[Task objective] For the data below, work out how many lines include the string "Give" and report only the number.
* * *
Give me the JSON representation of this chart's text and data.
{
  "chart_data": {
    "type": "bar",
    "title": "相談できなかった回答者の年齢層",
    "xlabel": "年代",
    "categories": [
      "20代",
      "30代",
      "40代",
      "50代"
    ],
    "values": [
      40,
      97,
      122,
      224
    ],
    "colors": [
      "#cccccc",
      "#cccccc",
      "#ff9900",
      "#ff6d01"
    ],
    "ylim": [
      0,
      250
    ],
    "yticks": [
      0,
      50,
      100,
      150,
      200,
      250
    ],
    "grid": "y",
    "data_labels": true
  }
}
* * *
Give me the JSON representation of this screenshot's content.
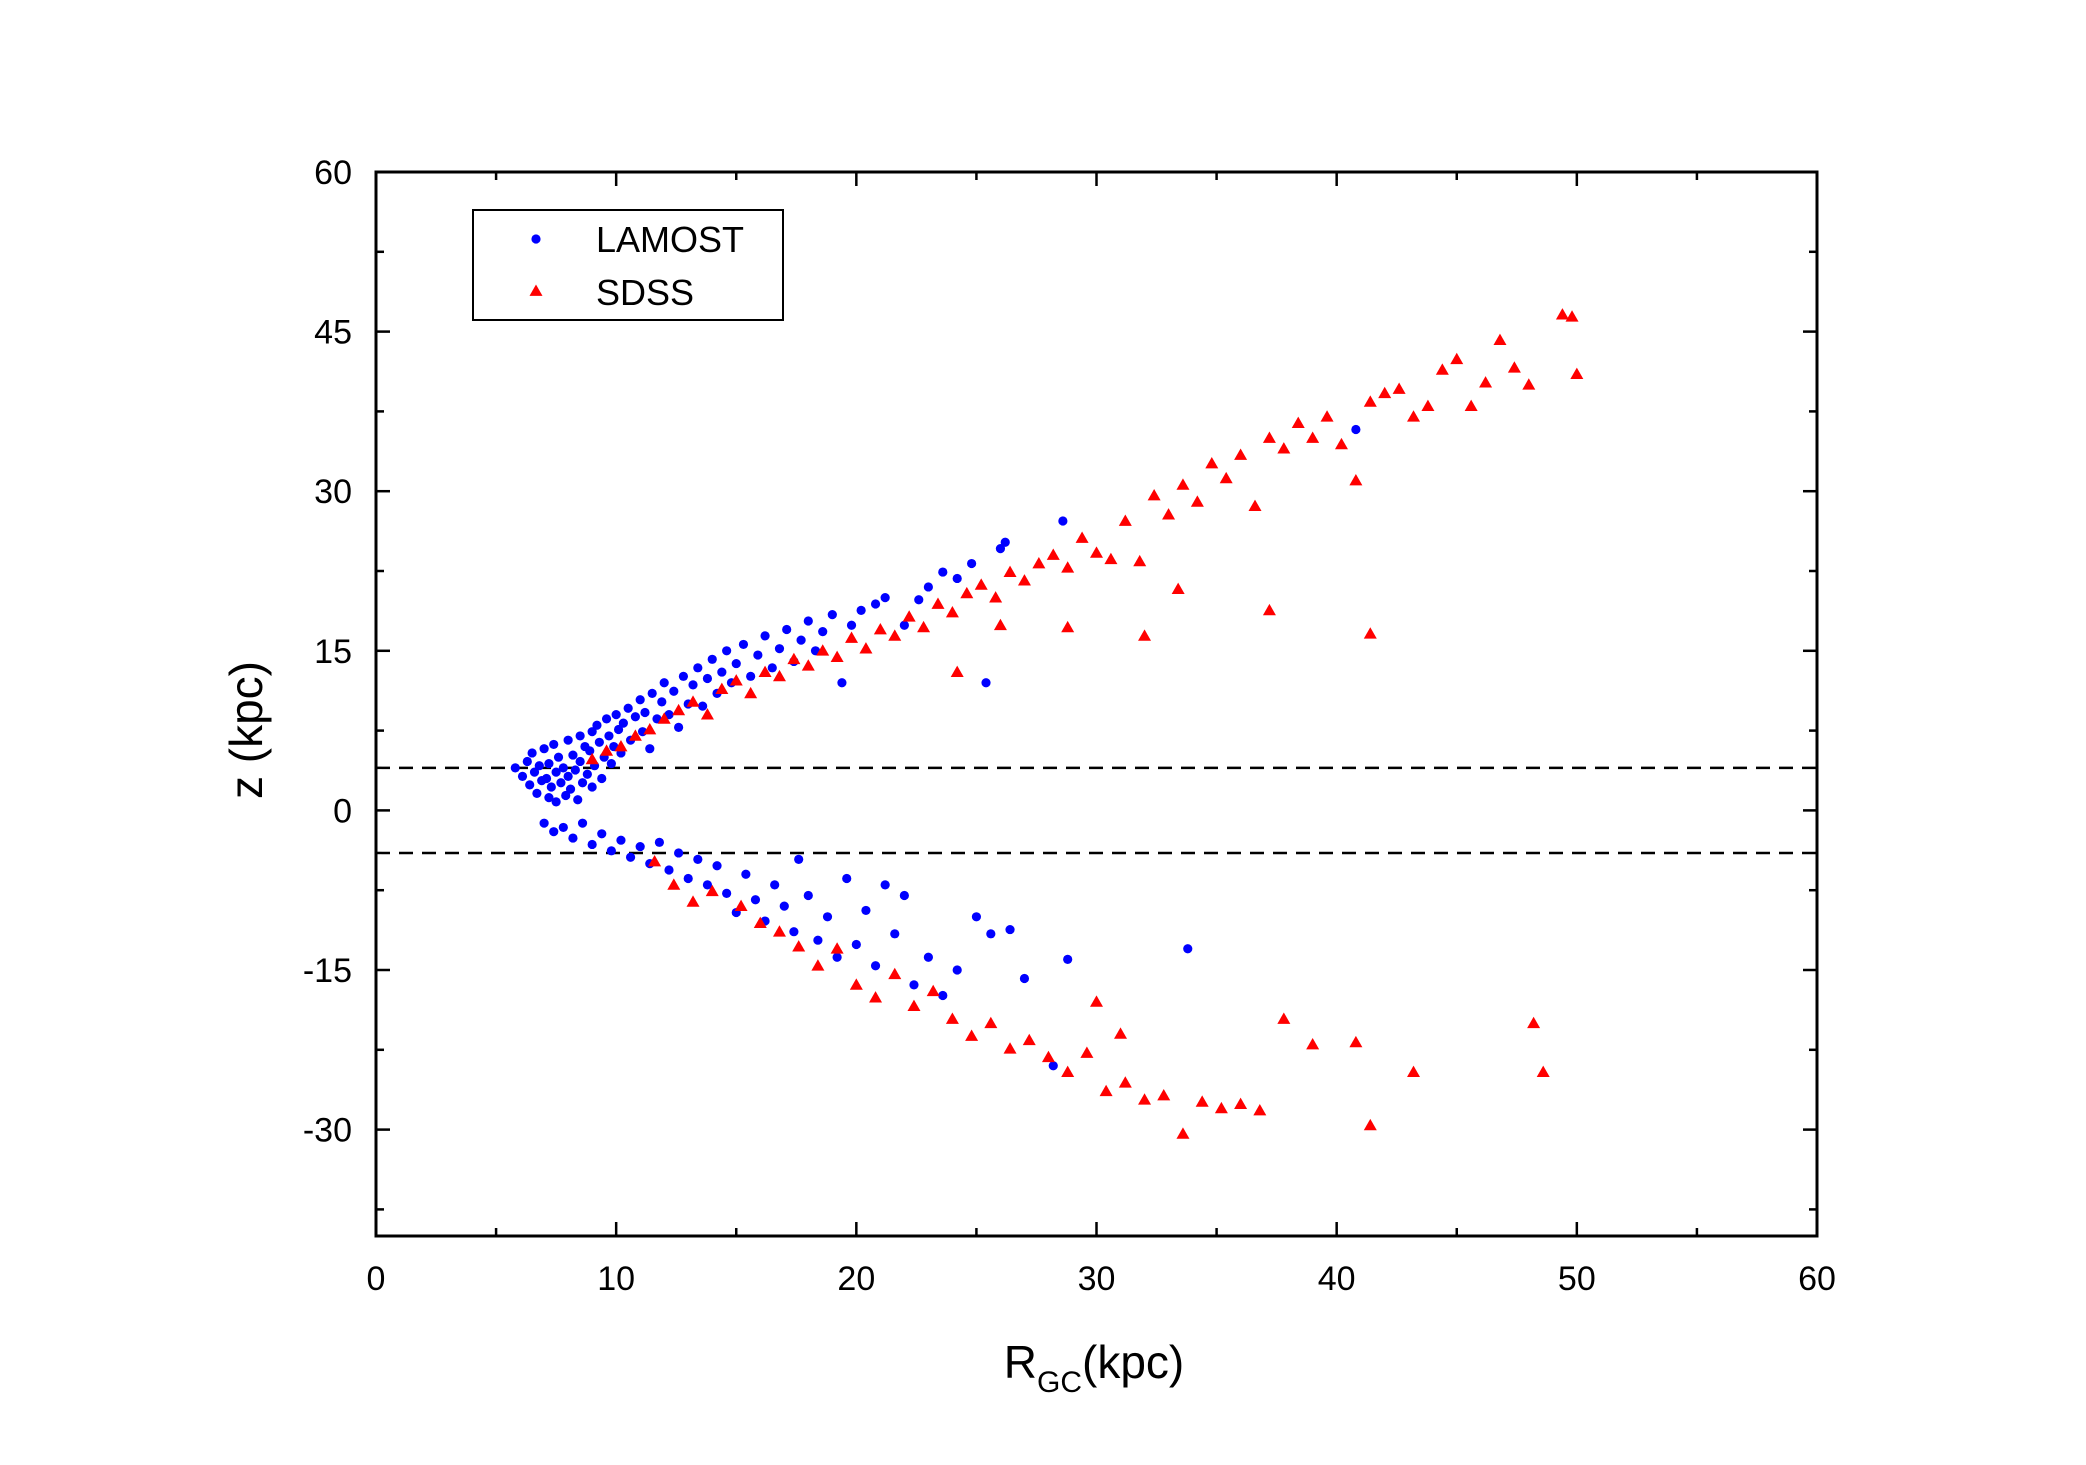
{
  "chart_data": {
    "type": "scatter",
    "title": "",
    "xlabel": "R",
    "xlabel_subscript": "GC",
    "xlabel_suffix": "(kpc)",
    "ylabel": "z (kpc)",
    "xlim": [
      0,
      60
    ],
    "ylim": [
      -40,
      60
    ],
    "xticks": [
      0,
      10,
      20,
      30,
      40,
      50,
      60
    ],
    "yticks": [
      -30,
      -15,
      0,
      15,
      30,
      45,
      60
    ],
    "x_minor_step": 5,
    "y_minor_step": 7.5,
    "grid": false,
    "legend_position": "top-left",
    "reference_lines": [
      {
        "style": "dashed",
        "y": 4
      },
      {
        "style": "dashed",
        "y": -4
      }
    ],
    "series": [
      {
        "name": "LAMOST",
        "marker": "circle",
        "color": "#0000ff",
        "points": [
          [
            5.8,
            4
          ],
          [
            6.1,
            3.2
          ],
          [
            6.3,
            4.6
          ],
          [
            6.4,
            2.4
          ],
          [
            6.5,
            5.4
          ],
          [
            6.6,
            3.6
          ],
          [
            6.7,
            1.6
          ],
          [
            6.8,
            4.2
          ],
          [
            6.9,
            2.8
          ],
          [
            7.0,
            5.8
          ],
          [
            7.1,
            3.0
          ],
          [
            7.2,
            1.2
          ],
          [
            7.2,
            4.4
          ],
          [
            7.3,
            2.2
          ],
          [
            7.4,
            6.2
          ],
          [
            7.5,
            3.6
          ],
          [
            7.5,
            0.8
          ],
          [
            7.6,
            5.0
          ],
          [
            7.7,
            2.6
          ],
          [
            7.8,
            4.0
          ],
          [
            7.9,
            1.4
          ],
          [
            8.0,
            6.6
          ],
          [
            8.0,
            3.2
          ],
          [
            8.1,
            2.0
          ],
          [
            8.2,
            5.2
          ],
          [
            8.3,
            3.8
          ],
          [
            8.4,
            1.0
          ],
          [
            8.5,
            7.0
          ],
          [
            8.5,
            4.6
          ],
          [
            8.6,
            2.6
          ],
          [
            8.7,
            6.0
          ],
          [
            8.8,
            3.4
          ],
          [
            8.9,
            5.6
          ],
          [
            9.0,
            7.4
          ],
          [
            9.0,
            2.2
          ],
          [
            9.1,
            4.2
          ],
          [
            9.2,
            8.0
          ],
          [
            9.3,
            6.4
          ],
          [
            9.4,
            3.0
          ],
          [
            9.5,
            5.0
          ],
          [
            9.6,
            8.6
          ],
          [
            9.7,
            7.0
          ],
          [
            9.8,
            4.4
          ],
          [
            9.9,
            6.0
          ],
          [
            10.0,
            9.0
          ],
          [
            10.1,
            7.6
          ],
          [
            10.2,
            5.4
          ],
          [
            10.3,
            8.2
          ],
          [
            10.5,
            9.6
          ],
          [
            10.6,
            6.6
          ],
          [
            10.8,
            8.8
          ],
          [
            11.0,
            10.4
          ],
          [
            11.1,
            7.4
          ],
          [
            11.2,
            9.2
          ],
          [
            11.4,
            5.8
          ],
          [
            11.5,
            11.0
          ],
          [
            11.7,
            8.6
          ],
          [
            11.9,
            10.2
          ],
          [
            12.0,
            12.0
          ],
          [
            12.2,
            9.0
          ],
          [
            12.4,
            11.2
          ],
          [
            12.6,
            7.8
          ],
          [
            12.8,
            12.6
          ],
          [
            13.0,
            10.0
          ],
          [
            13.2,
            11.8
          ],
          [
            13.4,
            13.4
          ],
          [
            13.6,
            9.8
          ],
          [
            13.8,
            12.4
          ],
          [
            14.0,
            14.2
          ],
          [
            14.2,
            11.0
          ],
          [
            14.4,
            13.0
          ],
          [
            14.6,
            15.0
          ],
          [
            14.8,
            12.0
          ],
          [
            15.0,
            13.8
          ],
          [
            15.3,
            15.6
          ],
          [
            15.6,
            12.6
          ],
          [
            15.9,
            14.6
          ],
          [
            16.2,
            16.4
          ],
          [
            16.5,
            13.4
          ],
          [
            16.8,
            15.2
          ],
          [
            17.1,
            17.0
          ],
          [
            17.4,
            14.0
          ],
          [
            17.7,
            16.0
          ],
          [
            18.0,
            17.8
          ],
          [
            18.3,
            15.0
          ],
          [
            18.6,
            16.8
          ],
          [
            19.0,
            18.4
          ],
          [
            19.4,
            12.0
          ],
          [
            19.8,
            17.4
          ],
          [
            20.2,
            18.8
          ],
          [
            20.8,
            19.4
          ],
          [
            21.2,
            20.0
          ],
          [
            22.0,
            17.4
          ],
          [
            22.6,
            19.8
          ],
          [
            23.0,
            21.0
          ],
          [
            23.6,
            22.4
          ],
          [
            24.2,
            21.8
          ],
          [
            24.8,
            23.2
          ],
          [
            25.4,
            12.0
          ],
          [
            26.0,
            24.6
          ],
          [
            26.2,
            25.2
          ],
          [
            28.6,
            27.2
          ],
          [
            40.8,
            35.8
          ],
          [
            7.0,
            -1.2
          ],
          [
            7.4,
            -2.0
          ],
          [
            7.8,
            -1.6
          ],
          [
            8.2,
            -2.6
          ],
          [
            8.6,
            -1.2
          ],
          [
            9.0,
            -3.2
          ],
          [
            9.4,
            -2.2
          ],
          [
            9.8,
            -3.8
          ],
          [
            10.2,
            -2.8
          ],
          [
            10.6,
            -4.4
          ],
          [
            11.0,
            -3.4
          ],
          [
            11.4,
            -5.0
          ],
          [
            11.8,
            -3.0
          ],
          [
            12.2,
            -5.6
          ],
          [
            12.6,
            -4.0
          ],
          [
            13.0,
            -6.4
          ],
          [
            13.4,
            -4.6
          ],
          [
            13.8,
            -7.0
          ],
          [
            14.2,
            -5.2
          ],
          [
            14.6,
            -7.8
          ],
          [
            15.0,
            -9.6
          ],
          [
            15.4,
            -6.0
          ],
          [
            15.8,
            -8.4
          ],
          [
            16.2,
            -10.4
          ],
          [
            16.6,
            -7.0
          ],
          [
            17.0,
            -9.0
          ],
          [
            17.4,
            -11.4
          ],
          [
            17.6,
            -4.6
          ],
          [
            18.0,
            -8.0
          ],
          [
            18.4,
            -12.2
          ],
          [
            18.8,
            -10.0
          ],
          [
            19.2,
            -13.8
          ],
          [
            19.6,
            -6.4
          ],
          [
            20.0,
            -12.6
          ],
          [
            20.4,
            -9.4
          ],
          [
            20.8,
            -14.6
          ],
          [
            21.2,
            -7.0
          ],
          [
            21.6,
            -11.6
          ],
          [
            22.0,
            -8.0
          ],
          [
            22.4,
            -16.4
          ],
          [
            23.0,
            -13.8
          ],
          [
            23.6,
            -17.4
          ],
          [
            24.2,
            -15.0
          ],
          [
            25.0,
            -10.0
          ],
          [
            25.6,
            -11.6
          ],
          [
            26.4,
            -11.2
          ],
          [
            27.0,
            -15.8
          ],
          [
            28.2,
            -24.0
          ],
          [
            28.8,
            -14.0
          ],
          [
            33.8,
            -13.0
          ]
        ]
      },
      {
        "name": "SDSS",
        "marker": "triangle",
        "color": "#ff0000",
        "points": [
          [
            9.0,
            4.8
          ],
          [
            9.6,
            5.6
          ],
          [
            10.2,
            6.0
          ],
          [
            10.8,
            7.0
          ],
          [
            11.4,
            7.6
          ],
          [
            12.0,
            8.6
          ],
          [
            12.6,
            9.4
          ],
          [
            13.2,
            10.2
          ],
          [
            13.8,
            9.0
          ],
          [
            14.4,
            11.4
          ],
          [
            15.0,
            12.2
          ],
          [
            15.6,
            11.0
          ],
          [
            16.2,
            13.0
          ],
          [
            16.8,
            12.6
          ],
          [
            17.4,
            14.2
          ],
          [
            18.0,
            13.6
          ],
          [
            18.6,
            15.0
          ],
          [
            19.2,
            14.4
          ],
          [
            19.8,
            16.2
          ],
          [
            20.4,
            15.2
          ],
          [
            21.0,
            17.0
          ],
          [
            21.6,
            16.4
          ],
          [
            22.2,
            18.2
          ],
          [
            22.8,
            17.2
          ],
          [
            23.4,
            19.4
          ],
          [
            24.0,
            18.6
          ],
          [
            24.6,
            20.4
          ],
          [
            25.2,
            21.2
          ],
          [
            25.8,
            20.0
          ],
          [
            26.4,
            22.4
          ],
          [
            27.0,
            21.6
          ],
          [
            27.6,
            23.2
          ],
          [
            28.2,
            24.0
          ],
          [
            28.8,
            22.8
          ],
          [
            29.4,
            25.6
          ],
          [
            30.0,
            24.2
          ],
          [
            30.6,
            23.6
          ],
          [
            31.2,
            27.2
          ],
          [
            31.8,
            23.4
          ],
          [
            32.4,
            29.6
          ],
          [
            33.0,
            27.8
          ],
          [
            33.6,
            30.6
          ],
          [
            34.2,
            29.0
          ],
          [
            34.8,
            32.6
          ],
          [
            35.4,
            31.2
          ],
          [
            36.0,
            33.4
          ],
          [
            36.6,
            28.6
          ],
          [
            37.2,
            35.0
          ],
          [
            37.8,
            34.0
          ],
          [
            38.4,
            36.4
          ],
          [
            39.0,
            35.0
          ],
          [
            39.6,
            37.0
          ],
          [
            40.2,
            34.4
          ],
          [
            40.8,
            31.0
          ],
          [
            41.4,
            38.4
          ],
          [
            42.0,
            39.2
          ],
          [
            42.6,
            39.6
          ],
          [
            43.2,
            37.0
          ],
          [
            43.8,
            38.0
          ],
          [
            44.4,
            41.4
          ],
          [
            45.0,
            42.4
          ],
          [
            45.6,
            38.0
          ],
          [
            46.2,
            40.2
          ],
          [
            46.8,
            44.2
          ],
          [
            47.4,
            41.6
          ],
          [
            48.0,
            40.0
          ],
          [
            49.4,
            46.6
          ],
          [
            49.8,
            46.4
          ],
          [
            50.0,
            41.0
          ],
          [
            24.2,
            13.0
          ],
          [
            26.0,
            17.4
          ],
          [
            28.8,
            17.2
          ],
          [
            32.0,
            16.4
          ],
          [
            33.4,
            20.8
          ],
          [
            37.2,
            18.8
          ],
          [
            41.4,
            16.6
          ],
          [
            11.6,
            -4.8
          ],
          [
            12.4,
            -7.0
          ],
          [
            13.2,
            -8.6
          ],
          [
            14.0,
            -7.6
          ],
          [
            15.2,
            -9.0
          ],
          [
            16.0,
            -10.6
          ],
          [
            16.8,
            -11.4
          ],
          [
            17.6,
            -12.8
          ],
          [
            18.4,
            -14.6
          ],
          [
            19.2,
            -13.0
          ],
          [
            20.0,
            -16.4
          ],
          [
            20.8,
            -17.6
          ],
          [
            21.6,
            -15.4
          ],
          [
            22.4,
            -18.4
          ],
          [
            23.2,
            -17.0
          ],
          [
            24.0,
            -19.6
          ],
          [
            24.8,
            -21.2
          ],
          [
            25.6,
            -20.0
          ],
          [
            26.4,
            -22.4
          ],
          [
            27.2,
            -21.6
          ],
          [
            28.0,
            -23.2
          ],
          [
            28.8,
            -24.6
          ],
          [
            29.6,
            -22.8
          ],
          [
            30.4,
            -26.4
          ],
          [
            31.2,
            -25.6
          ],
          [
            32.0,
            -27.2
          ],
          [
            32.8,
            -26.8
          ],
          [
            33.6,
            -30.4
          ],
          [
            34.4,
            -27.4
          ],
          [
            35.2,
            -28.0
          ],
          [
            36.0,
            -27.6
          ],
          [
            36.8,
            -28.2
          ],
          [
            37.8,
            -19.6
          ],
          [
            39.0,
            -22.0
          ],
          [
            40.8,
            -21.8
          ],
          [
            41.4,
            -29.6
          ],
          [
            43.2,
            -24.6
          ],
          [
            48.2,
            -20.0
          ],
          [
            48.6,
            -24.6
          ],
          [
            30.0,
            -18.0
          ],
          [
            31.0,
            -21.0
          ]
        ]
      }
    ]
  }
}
* * *
[Finished exercise] 2